OBJECTIVE | Can the data below be echoed back word for word?

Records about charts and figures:
========================================
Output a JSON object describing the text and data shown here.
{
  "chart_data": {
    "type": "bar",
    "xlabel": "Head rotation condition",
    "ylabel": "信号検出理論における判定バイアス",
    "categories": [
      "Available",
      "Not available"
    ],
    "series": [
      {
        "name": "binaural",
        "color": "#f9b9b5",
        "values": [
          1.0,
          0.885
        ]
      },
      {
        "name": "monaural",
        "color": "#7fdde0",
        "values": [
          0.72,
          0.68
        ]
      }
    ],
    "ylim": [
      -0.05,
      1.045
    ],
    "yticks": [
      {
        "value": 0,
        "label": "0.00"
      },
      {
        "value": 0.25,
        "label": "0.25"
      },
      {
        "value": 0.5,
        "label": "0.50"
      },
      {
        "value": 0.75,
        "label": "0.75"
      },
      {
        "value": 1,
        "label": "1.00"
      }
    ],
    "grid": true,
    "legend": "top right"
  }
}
========================================
RESULT OF THIS EXERCISE |
Output a JSON object describing the text and data shown here.
{
  "chart_data": {
    "type": "bar",
    "xlabel": "Head rotation condition",
    "ylabel": "信号検出理論における判定バイアス",
    "categories": [
      "Available",
      "Not available"
    ],
    "series": [
      {
        "name": "binaural",
        "color": "#f9b9b5",
        "values": [
          1.0,
          0.885
        ]
      },
      {
        "name": "monaural",
        "color": "#7fdde0",
        "values": [
          0.72,
          0.68
        ]
      }
    ],
    "ylim": [
      -0.05,
      1.045
    ],
    "yticks": [
      {
        "value": 0,
        "label": "0.00"
      },
      {
        "value": 0.25,
        "label": "0.25"
      },
      {
        "value": 0.5,
        "label": "0.50"
      },
      {
        "value": 0.75,
        "label": "0.75"
      },
      {
        "value": 1,
        "label": "1.00"
      }
    ],
    "grid": true,
    "legend": "top right"
  }
}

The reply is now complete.